Listed records:
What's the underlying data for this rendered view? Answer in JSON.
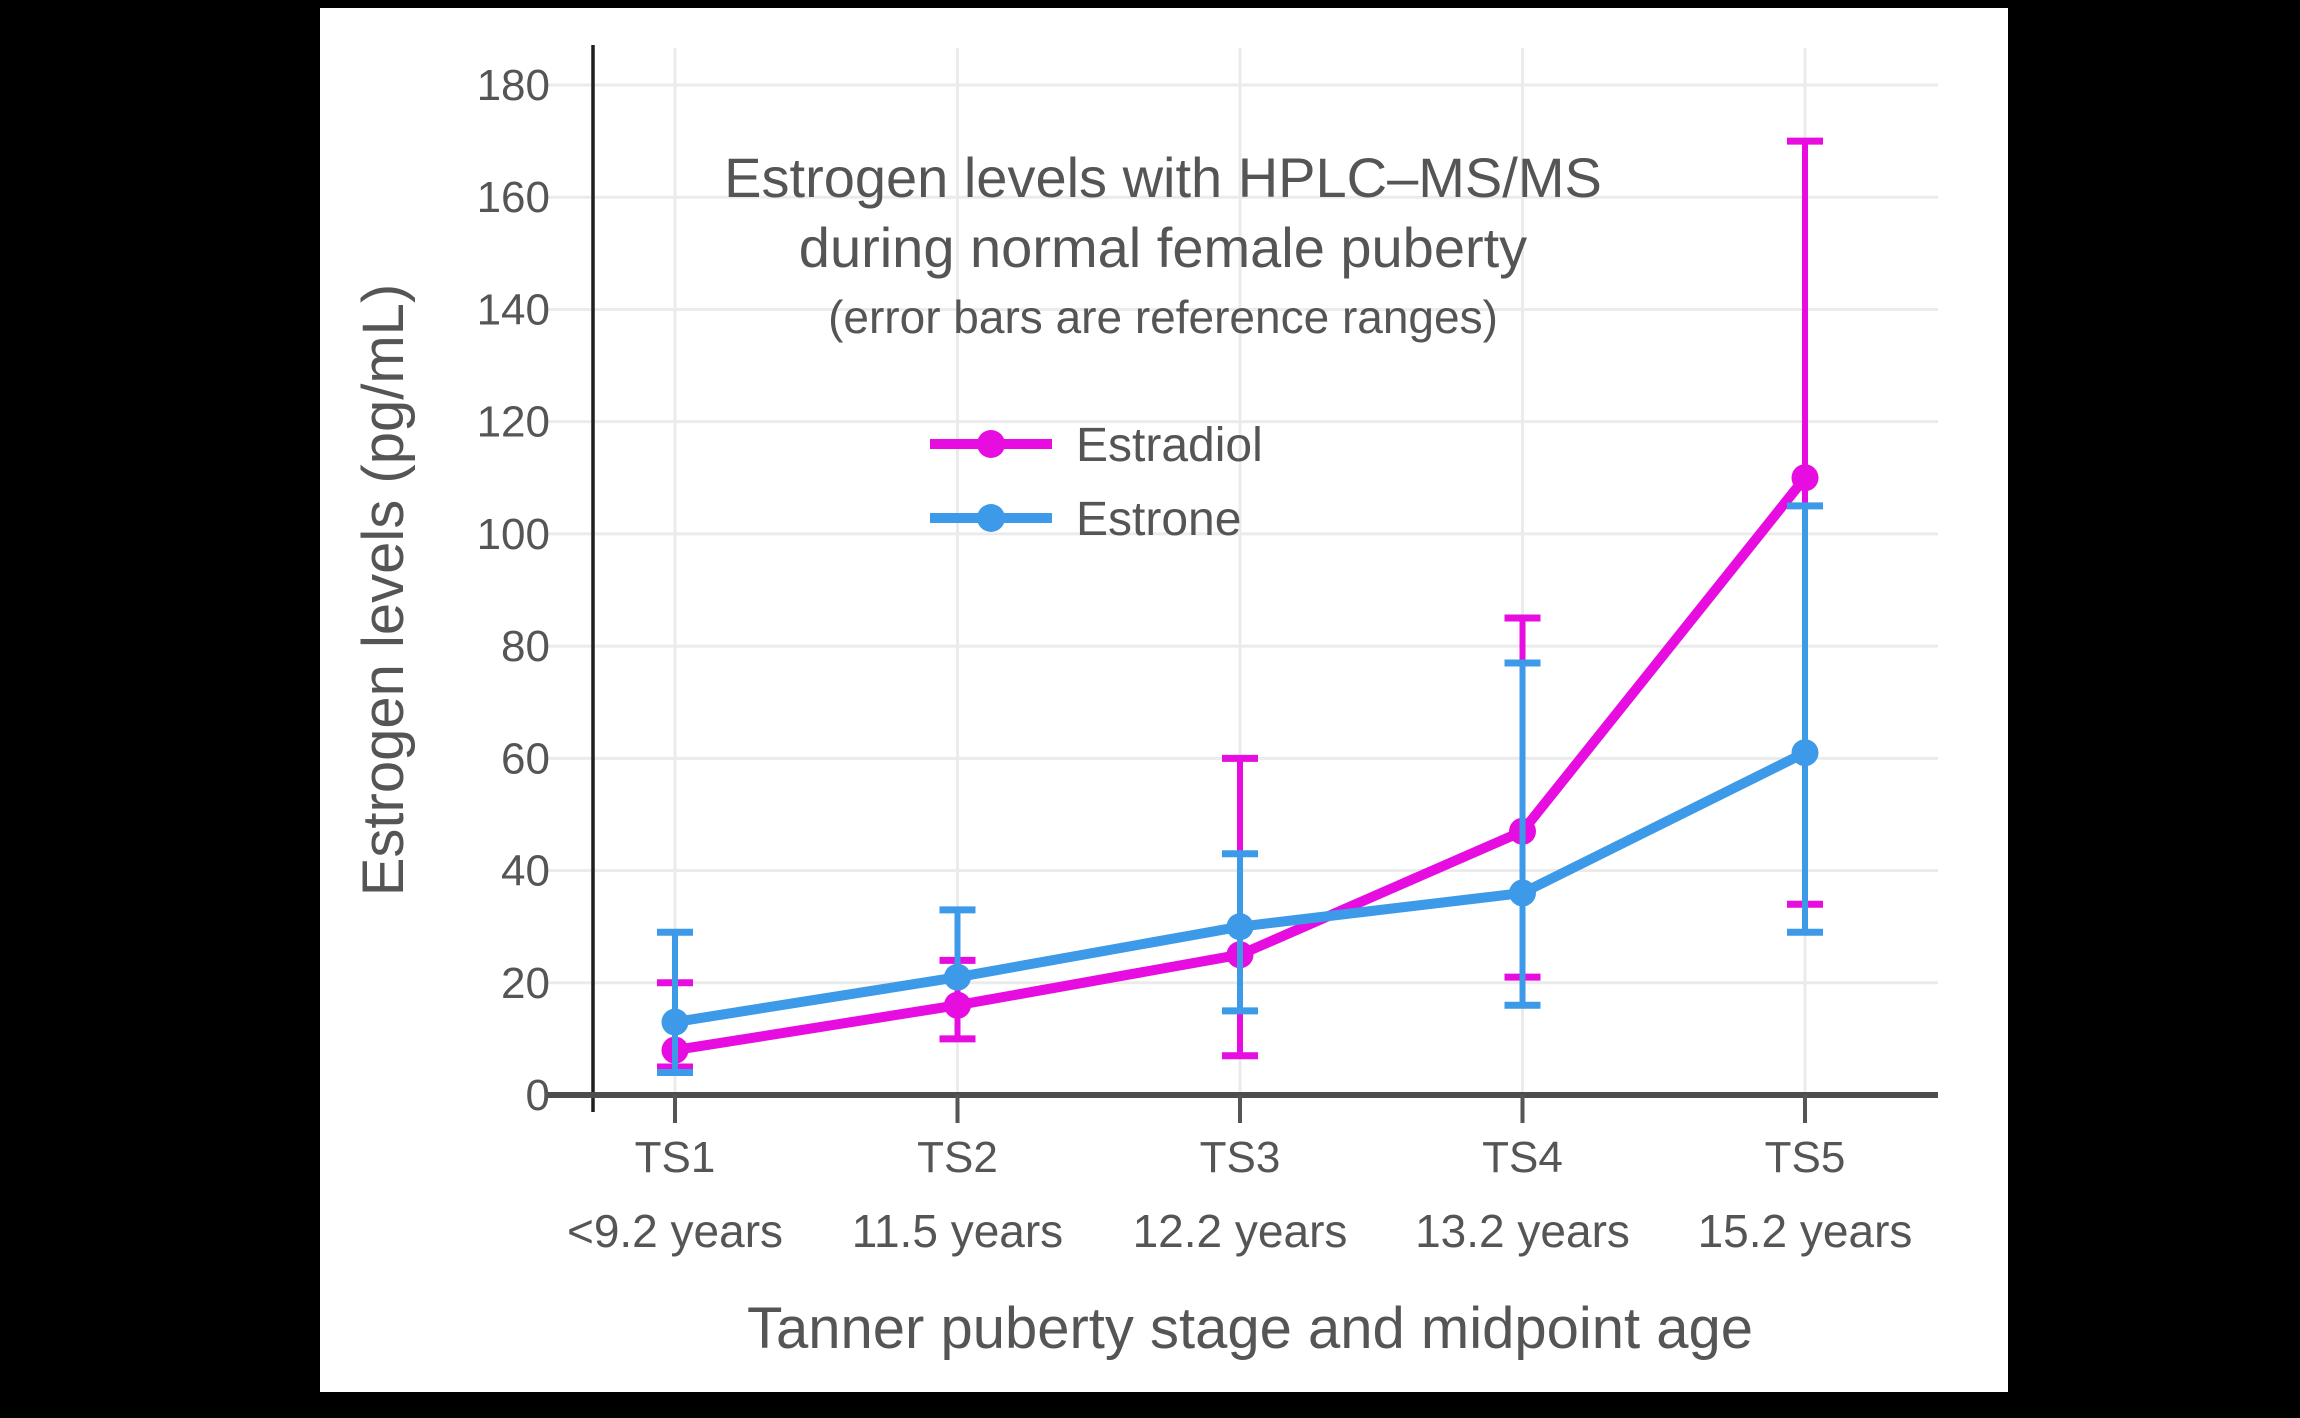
{
  "page": {
    "background_color": "#000000",
    "canvas_color": "#ffffff"
  },
  "chart_data": {
    "type": "line",
    "title_line1": "Estrogen levels with HPLC–MS/MS",
    "title_line2": "during normal female puberty",
    "subtitle": "(error bars are reference ranges)",
    "xlabel": "Tanner puberty stage and midpoint age",
    "ylabel": "Estrogen levels (pg/mL)",
    "categories": [
      {
        "stage": "TS1",
        "age": "<9.2 years"
      },
      {
        "stage": "TS2",
        "age": "11.5 years"
      },
      {
        "stage": "TS3",
        "age": "12.2 years"
      },
      {
        "stage": "TS4",
        "age": "13.2 years"
      },
      {
        "stage": "TS5",
        "age": "15.2 years"
      }
    ],
    "y_ticks": [
      0,
      20,
      40,
      60,
      80,
      100,
      120,
      140,
      160,
      180
    ],
    "ylim": [
      0,
      180
    ],
    "grid": true,
    "legend_position": "inside-upper-left",
    "series": [
      {
        "name": "Estradiol",
        "color": "#E70CDF",
        "values": [
          8,
          16,
          25,
          47,
          110
        ],
        "error_low": [
          5,
          10,
          7,
          21,
          34
        ],
        "error_high": [
          20,
          24,
          60,
          85,
          170
        ]
      },
      {
        "name": "Estrone",
        "color": "#3D9AE8",
        "values": [
          13,
          21,
          30,
          36,
          61
        ],
        "error_low": [
          4,
          null,
          15,
          16,
          29
        ],
        "error_high": [
          29,
          33,
          43,
          77,
          105
        ]
      }
    ],
    "colors": {
      "text": "#555555",
      "grid": "#EBEBEB",
      "x_axis": "#4D4D4D",
      "y_axis": "#1F1F1F",
      "tick": "#555555"
    }
  }
}
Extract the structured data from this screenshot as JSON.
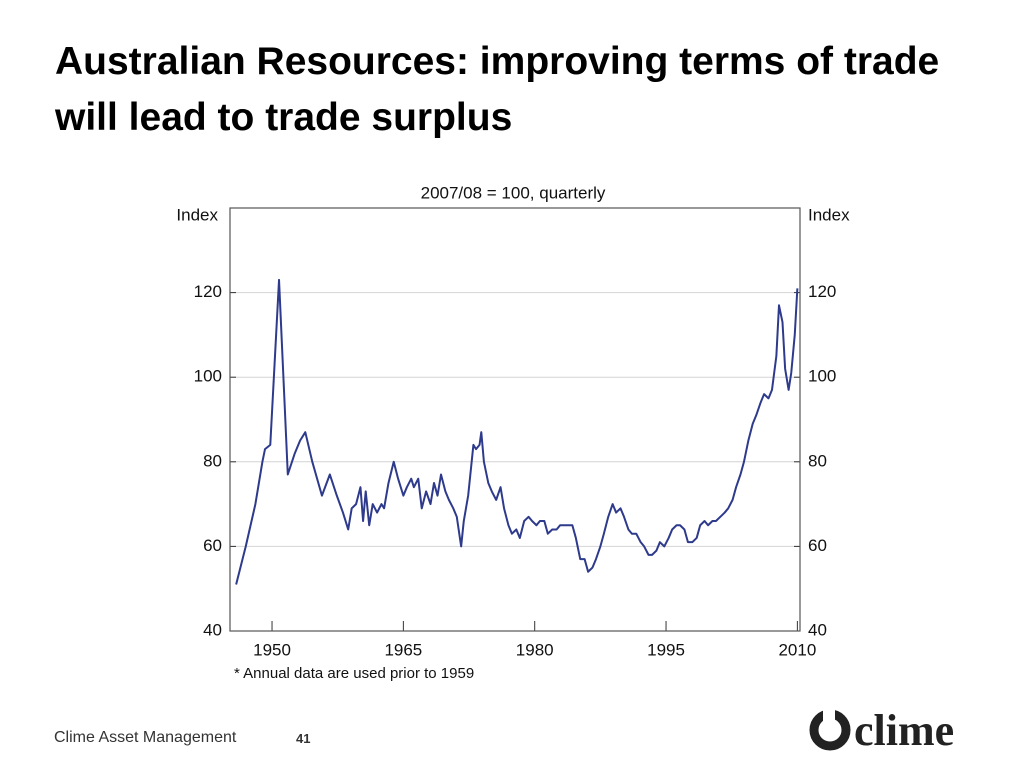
{
  "slide_title": "Australian Resources: improving terms of trade will lead to trade surplus",
  "chart_data": {
    "type": "line",
    "subtitle": "2007/08 = 100, quarterly",
    "ylabel": "Index",
    "y2label": "Index",
    "note": "*     Annual data are used prior to 1959",
    "color": "#2e3a8c",
    "grid": true,
    "xlim": [
      1945.2,
      2010.3
    ],
    "xticks": [
      1950,
      1965,
      1980,
      1995,
      2010
    ],
    "ylim": [
      40,
      140
    ],
    "yticks": [
      40,
      60,
      80,
      100,
      120
    ],
    "y2lim": [
      40,
      140
    ],
    "y2ticks": [
      40,
      60,
      80,
      100,
      120
    ],
    "x": [
      1945.9,
      1947.0,
      1948.1,
      1948.9,
      1949.2,
      1949.8,
      1950.8,
      1951.8,
      1952.6,
      1953.2,
      1953.8,
      1954.6,
      1955.7,
      1956.6,
      1957.4,
      1958.1,
      1958.7,
      1959.1,
      1959.6,
      1960.1,
      1960.4,
      1960.7,
      1961.1,
      1961.5,
      1962.0,
      1962.5,
      1962.8,
      1963.3,
      1963.9,
      1964.4,
      1965.0,
      1965.4,
      1965.9,
      1966.2,
      1966.7,
      1967.1,
      1967.6,
      1968.1,
      1968.5,
      1968.9,
      1969.3,
      1969.8,
      1970.2,
      1970.7,
      1971.1,
      1971.6,
      1971.9,
      1972.4,
      1973.0,
      1973.3,
      1973.7,
      1973.9,
      1974.2,
      1974.7,
      1975.1,
      1975.6,
      1976.1,
      1976.5,
      1977.0,
      1977.4,
      1977.9,
      1978.3,
      1978.8,
      1979.3,
      1979.7,
      1980.2,
      1980.6,
      1981.1,
      1981.5,
      1982.0,
      1982.5,
      1982.9,
      1983.4,
      1983.8,
      1984.3,
      1984.7,
      1985.2,
      1985.7,
      1986.1,
      1986.6,
      1987.0,
      1987.5,
      1987.9,
      1988.4,
      1988.9,
      1989.3,
      1989.8,
      1990.2,
      1990.7,
      1991.1,
      1991.6,
      1992.1,
      1992.5,
      1993.0,
      1993.4,
      1993.9,
      1994.3,
      1994.8,
      1995.3,
      1995.7,
      1996.2,
      1996.6,
      1997.1,
      1997.5,
      1998.0,
      1998.5,
      1998.9,
      1999.4,
      1999.8,
      2000.3,
      2000.7,
      2001.2,
      2001.7,
      2002.1,
      2002.6,
      2003.0,
      2003.5,
      2003.9,
      2004.4,
      2004.9,
      2005.3,
      2005.8,
      2006.2,
      2006.7,
      2007.1,
      2007.6,
      2007.9,
      2008.3,
      2008.6,
      2009.0,
      2009.3,
      2009.7,
      2010.0
    ],
    "values": [
      51,
      60,
      70,
      80,
      83,
      84,
      123,
      77,
      82,
      85,
      87,
      80,
      72,
      77,
      72,
      68,
      64,
      69,
      70,
      74,
      66,
      73,
      65,
      70,
      68,
      70,
      69,
      75,
      80,
      76,
      72,
      74,
      76,
      74,
      76,
      69,
      73,
      70,
      75,
      72,
      77,
      73,
      71,
      69,
      67,
      60,
      66,
      72,
      84,
      83,
      84,
      87,
      80,
      75,
      73,
      71,
      74,
      69,
      65,
      63,
      64,
      62,
      66,
      67,
      66,
      65,
      66,
      66,
      63,
      64,
      64,
      65,
      65,
      65,
      65,
      62,
      57,
      57,
      54,
      55,
      57,
      60,
      63,
      67,
      70,
      68,
      69,
      67,
      64,
      63,
      63,
      61,
      60,
      58,
      58,
      59,
      61,
      60,
      62,
      64,
      65,
      65,
      64,
      61,
      61,
      62,
      65,
      66,
      65,
      66,
      66,
      67,
      68,
      69,
      71,
      74,
      77,
      80,
      85,
      89,
      91,
      94,
      96,
      95,
      97,
      105,
      117,
      113,
      102,
      97,
      101,
      110,
      121
    ]
  },
  "footer": {
    "company": "Clime Asset Management",
    "page": "41"
  },
  "logo": "clime"
}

Task statement:
Find the lines that include the string "puberty", then copy each of them.

Response to the exercise:
    "title_line2": "during normal female puberty",
    "xlabel": "Tanner puberty stage and midpoint age",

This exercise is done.